Figure record listings:
═══

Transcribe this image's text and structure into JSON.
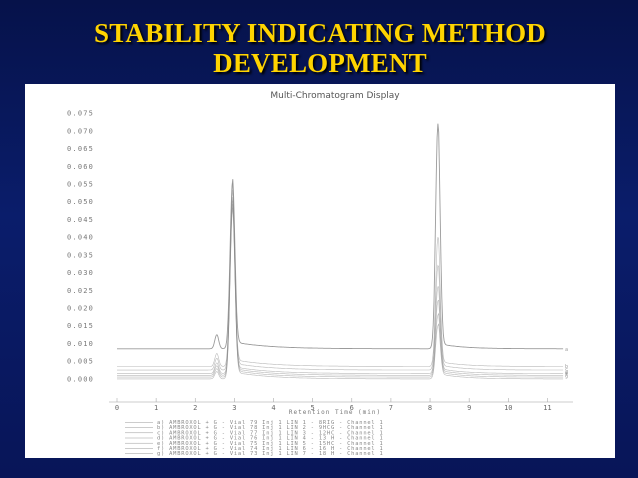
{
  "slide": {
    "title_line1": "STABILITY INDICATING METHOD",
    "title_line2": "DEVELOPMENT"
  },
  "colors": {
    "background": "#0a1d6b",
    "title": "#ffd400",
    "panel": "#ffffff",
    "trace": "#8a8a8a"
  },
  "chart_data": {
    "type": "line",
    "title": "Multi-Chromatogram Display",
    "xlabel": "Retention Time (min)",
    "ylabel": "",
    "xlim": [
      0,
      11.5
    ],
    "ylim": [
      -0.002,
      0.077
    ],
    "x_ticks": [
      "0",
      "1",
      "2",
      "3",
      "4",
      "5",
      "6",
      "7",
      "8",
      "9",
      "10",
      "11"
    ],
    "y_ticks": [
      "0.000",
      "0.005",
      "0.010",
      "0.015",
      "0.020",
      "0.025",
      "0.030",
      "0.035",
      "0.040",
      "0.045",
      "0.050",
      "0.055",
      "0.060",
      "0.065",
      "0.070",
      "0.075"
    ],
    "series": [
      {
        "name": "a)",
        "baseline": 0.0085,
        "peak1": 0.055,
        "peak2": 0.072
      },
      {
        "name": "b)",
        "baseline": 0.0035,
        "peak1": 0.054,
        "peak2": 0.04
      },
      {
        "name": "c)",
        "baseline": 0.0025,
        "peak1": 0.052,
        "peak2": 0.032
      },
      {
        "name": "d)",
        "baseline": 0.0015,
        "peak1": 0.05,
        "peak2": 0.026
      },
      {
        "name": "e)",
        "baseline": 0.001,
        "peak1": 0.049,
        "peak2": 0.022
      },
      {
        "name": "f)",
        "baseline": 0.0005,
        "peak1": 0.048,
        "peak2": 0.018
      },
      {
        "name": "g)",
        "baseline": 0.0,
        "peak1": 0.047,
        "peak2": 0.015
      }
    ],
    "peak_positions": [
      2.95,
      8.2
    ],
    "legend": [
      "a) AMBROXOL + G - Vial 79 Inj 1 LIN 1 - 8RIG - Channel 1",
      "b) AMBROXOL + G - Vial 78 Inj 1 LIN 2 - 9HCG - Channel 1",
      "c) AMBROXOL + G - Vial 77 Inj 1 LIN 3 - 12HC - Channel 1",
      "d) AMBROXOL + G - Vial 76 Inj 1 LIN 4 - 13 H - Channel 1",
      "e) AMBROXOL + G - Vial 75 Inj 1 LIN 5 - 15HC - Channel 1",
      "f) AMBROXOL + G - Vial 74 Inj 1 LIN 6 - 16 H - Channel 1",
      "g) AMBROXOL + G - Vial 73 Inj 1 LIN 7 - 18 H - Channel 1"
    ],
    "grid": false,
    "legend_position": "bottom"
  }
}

═══

Pictures appear in the records above. Output everything except them, exactly.

Transcribe this image's text and structure into JSON.
{
  "slide": {
    "title_line1": "STABILITY INDICATING METHOD",
    "title_line2": "DEVELOPMENT"
  },
  "colors": {
    "background": "#0a1d6b",
    "title": "#ffd400",
    "panel": "#ffffff",
    "trace": "#8a8a8a"
  },
  "chart_data": {
    "type": "line",
    "title": "Multi-Chromatogram Display",
    "xlabel": "Retention Time (min)",
    "ylabel": "",
    "xlim": [
      0,
      11.5
    ],
    "ylim": [
      -0.002,
      0.077
    ],
    "x_ticks": [
      "0",
      "1",
      "2",
      "3",
      "4",
      "5",
      "6",
      "7",
      "8",
      "9",
      "10",
      "11"
    ],
    "y_ticks": [
      "0.000",
      "0.005",
      "0.010",
      "0.015",
      "0.020",
      "0.025",
      "0.030",
      "0.035",
      "0.040",
      "0.045",
      "0.050",
      "0.055",
      "0.060",
      "0.065",
      "0.070",
      "0.075"
    ],
    "series": [
      {
        "name": "a)",
        "baseline": 0.0085,
        "peak1": 0.055,
        "peak2": 0.072
      },
      {
        "name": "b)",
        "baseline": 0.0035,
        "peak1": 0.054,
        "peak2": 0.04
      },
      {
        "name": "c)",
        "baseline": 0.0025,
        "peak1": 0.052,
        "peak2": 0.032
      },
      {
        "name": "d)",
        "baseline": 0.0015,
        "peak1": 0.05,
        "peak2": 0.026
      },
      {
        "name": "e)",
        "baseline": 0.001,
        "peak1": 0.049,
        "peak2": 0.022
      },
      {
        "name": "f)",
        "baseline": 0.0005,
        "peak1": 0.048,
        "peak2": 0.018
      },
      {
        "name": "g)",
        "baseline": 0.0,
        "peak1": 0.047,
        "peak2": 0.015
      }
    ],
    "peak_positions": [
      2.95,
      8.2
    ],
    "legend": [
      "a) AMBROXOL + G - Vial 79 Inj 1 LIN 1 - 8RIG - Channel 1",
      "b) AMBROXOL + G - Vial 78 Inj 1 LIN 2 - 9HCG - Channel 1",
      "c) AMBROXOL + G - Vial 77 Inj 1 LIN 3 - 12HC - Channel 1",
      "d) AMBROXOL + G - Vial 76 Inj 1 LIN 4 - 13 H - Channel 1",
      "e) AMBROXOL + G - Vial 75 Inj 1 LIN 5 - 15HC - Channel 1",
      "f) AMBROXOL + G - Vial 74 Inj 1 LIN 6 - 16 H - Channel 1",
      "g) AMBROXOL + G - Vial 73 Inj 1 LIN 7 - 18 H - Channel 1"
    ],
    "grid": false,
    "legend_position": "bottom"
  }
}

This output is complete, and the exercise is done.